Written request:
Find each line that has the string "meſmes" and give the total, with nothing else.
↓↓↓
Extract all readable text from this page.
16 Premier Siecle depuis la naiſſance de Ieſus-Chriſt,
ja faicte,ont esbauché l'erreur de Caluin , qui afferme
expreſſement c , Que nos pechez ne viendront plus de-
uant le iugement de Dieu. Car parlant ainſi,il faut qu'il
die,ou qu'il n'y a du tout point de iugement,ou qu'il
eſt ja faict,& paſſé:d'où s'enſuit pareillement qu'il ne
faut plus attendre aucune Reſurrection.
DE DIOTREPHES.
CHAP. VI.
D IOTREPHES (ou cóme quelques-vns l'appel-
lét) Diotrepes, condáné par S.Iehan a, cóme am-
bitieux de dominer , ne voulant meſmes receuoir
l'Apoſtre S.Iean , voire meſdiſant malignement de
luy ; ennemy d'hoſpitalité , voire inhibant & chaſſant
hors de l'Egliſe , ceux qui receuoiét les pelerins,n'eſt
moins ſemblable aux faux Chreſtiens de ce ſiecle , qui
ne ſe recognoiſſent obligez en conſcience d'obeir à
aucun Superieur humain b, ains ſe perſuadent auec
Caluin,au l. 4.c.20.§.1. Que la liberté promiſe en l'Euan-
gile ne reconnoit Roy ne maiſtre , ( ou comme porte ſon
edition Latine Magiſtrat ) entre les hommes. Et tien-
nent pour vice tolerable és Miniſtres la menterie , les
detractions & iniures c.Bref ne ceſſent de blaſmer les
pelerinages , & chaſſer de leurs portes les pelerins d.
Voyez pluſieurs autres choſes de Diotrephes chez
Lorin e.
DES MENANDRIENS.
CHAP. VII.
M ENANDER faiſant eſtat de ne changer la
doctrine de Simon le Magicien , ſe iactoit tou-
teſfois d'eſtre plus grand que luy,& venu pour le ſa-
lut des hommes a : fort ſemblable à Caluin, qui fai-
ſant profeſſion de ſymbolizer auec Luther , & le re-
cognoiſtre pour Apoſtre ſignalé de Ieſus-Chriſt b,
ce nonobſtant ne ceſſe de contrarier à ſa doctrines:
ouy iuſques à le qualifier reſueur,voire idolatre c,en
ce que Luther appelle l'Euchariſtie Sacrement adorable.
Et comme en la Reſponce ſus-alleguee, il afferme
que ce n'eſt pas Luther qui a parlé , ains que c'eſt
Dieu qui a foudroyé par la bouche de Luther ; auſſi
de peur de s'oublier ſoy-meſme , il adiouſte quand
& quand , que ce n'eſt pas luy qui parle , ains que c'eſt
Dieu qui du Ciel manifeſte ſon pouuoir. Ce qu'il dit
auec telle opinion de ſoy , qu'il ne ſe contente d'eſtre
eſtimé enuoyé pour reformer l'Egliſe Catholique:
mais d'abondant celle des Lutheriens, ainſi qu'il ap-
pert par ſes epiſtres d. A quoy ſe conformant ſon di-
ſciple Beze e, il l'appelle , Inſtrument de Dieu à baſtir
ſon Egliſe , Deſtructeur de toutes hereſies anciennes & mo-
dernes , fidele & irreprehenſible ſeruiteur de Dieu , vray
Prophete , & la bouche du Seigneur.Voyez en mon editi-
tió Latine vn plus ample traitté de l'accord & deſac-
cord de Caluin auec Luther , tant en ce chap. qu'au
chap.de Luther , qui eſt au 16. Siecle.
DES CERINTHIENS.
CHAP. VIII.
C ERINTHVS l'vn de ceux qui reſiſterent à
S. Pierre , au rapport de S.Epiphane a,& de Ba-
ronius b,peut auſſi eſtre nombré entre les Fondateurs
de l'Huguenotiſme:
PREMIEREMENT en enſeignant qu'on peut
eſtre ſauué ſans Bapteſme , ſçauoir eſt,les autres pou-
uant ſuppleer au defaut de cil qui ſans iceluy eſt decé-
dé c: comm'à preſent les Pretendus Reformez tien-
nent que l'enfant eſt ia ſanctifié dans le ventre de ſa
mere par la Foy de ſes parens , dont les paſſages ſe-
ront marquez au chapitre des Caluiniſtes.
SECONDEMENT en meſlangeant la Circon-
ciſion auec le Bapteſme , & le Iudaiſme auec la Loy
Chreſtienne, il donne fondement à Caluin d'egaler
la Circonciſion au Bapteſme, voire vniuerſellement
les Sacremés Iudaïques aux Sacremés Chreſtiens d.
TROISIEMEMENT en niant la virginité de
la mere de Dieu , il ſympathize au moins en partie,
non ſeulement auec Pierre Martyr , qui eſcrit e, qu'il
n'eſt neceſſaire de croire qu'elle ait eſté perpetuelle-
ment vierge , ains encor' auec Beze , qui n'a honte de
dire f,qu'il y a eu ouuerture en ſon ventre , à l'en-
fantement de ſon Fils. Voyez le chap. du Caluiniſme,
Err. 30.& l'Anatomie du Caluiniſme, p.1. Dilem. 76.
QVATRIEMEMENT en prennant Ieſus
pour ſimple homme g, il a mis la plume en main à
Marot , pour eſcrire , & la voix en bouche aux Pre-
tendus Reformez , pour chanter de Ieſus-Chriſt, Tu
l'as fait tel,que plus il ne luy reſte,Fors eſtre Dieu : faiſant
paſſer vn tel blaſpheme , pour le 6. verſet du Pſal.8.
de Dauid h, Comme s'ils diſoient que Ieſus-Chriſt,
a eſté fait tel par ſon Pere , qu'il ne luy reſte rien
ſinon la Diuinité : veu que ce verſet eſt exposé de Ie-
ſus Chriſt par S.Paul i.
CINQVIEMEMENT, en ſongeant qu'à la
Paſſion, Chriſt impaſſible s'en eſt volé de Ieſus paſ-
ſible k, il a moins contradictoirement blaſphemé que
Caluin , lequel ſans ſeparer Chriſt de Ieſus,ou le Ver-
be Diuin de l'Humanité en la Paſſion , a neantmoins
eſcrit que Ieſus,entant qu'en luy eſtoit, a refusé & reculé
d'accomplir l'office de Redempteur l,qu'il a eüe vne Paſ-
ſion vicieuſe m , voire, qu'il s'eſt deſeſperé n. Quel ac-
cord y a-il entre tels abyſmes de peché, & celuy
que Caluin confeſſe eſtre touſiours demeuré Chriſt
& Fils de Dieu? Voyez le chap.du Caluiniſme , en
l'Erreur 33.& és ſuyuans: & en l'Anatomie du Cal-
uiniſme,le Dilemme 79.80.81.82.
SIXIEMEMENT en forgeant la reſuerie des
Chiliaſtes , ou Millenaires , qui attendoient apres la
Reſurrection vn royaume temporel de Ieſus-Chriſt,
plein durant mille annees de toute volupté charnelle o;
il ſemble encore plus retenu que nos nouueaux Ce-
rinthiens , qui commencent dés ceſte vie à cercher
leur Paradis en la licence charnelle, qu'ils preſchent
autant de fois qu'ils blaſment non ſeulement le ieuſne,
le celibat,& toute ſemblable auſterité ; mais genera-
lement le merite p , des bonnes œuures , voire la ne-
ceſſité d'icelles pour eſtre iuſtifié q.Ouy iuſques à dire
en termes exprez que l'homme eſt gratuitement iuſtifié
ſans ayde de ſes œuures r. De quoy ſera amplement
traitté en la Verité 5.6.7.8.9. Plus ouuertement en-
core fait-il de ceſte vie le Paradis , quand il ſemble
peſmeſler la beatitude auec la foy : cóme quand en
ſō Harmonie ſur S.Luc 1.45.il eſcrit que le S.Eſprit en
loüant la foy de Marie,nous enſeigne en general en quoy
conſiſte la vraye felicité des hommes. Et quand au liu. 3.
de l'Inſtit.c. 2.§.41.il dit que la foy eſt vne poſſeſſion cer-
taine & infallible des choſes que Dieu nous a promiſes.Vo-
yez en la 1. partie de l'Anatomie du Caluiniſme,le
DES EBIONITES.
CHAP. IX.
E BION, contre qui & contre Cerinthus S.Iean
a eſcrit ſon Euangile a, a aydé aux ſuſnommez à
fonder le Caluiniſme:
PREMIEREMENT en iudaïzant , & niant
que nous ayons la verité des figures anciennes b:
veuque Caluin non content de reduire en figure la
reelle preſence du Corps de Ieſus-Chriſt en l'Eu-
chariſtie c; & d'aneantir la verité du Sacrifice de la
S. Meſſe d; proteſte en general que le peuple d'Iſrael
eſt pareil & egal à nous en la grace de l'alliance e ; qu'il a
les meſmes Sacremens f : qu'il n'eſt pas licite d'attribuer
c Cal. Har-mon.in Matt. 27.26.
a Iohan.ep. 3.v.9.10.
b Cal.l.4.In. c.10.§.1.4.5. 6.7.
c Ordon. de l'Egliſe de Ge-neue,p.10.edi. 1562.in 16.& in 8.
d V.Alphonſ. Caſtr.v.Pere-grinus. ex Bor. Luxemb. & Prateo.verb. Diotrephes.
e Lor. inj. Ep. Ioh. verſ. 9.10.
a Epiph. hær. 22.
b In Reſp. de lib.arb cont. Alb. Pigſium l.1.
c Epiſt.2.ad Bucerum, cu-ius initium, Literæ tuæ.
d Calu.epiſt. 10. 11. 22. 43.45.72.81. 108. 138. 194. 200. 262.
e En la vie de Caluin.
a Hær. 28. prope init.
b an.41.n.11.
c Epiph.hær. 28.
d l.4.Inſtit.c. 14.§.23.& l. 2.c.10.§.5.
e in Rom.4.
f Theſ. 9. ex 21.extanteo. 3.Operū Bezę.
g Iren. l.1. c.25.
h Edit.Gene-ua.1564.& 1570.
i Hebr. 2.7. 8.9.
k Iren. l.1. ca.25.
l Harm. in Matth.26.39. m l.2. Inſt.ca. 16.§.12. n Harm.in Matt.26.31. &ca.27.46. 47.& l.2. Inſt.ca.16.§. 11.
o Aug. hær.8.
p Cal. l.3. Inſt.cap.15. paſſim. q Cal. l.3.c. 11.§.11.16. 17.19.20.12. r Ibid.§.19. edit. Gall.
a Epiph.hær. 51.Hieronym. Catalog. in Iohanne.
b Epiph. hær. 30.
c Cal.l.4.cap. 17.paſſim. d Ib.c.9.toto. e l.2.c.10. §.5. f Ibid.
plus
↑↑↑
↓↓↓
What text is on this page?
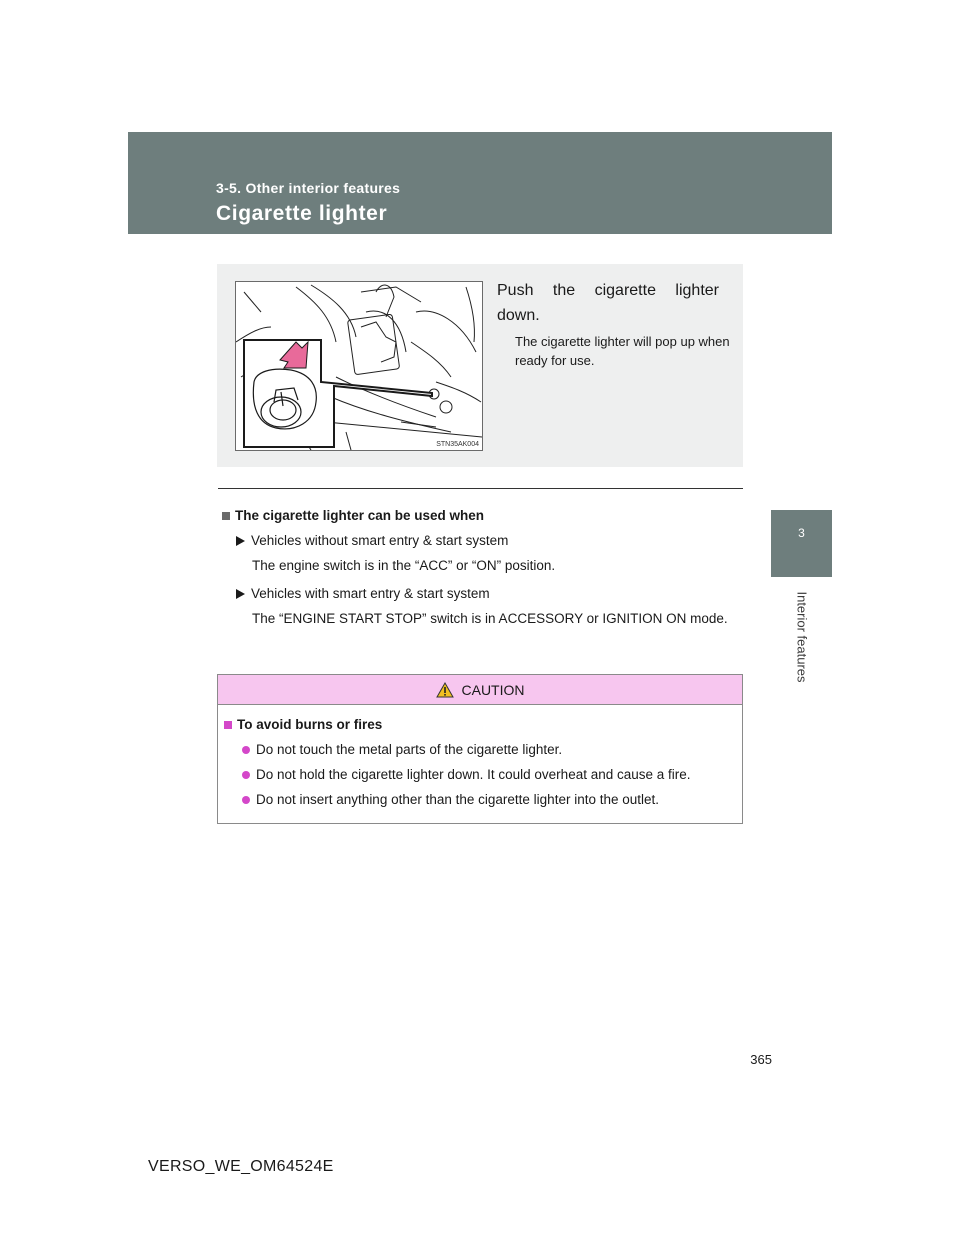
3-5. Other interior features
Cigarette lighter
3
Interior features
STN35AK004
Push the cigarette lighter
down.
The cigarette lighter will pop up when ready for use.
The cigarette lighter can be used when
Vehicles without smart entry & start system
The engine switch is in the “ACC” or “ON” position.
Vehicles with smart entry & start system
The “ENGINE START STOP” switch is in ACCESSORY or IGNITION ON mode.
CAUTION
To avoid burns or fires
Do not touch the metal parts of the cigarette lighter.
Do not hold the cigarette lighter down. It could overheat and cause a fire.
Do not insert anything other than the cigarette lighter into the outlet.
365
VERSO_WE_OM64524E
↑↑↑
Result of the exercise:
2